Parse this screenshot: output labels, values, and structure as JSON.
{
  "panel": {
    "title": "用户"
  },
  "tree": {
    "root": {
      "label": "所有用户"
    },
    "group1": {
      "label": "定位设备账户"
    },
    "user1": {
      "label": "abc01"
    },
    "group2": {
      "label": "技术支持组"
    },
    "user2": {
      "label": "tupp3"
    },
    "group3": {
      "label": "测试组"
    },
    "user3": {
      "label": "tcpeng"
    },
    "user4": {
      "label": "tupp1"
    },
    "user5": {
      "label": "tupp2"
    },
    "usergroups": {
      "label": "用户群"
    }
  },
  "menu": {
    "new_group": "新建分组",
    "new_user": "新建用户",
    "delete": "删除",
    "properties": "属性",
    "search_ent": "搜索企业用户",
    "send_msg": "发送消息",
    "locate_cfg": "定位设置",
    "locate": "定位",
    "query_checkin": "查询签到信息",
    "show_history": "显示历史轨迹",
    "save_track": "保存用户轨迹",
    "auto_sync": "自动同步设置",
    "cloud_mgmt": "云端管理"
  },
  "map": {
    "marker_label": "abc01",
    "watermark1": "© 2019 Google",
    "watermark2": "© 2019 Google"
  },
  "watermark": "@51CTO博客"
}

------------

## [Objective]
The records above should be repeated in full, exactly as given.

## [Output for this exercise]
Parse this screenshot: output labels, values, and structure as JSON.
{
  "panel": {
    "title": "用户"
  },
  "tree": {
    "root": {
      "label": "所有用户"
    },
    "group1": {
      "label": "定位设备账户"
    },
    "user1": {
      "label": "abc01"
    },
    "group2": {
      "label": "技术支持组"
    },
    "user2": {
      "label": "tupp3"
    },
    "group3": {
      "label": "测试组"
    },
    "user3": {
      "label": "tcpeng"
    },
    "user4": {
      "label": "tupp1"
    },
    "user5": {
      "label": "tupp2"
    },
    "usergroups": {
      "label": "用户群"
    }
  },
  "menu": {
    "new_group": "新建分组",
    "new_user": "新建用户",
    "delete": "删除",
    "properties": "属性",
    "search_ent": "搜索企业用户",
    "send_msg": "发送消息",
    "locate_cfg": "定位设置",
    "locate": "定位",
    "query_checkin": "查询签到信息",
    "show_history": "显示历史轨迹",
    "save_track": "保存用户轨迹",
    "auto_sync": "自动同步设置",
    "cloud_mgmt": "云端管理"
  },
  "map": {
    "marker_label": "abc01",
    "watermark1": "© 2019 Google",
    "watermark2": "© 2019 Google"
  },
  "watermark": "@51CTO博客"
}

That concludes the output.